Provided entries =>
▼

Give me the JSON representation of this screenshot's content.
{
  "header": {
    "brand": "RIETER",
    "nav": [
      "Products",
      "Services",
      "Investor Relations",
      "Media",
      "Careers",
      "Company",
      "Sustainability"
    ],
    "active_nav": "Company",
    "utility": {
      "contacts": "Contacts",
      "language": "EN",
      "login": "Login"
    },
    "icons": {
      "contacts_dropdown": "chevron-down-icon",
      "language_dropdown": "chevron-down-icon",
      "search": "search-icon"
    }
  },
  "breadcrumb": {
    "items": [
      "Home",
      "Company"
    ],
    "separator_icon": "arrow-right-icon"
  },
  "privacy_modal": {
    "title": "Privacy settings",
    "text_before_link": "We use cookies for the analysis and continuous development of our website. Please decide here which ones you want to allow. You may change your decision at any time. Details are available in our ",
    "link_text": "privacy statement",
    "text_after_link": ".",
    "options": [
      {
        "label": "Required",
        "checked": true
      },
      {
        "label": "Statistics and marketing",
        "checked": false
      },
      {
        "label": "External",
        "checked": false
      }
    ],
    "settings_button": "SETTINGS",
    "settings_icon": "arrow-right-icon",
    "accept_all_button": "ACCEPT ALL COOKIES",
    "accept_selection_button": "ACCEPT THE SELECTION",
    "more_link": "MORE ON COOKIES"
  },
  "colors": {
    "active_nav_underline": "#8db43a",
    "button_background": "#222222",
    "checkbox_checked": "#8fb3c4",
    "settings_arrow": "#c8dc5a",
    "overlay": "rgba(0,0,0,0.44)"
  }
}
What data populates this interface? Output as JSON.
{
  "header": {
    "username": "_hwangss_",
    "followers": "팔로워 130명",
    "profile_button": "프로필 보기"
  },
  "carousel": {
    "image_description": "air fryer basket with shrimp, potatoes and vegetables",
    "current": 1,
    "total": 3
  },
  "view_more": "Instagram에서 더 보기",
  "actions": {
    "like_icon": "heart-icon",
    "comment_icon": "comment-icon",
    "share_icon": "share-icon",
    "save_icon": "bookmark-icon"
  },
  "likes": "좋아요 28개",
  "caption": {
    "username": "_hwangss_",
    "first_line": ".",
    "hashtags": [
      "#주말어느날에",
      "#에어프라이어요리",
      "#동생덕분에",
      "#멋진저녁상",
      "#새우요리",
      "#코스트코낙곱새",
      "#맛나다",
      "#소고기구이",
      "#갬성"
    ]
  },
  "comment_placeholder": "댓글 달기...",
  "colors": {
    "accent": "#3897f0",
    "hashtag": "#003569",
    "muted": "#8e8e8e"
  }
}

▲

Your goal =>
Search the data for "JSON". Copy every matching line.

Result of the task =>
Give me the JSON representation of this screenshot's content.
What data populates this interface? Output as JSON.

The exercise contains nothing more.